Locate and copy each line in the data that contains the word "或同期声".

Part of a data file
>> begin

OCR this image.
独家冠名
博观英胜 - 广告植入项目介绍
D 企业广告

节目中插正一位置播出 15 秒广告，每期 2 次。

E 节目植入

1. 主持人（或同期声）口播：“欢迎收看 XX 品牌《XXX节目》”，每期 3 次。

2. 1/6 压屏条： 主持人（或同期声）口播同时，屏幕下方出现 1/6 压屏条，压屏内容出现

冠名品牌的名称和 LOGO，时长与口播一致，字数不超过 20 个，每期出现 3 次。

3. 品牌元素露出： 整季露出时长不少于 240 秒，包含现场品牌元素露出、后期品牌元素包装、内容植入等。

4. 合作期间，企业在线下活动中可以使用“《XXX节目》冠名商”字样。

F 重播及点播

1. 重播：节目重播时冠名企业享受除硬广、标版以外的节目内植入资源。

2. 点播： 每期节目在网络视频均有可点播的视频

>> end

> [Answer to this exercise]:
1. 主持人（或同期声）口播：“欢迎收看 XX 品牌《XXX节目》”，每期 3 次。
2. 1/6 压屏条： 主持人（或同期声）口播同时，屏幕下方出现 1/6 压屏条，压屏内容出现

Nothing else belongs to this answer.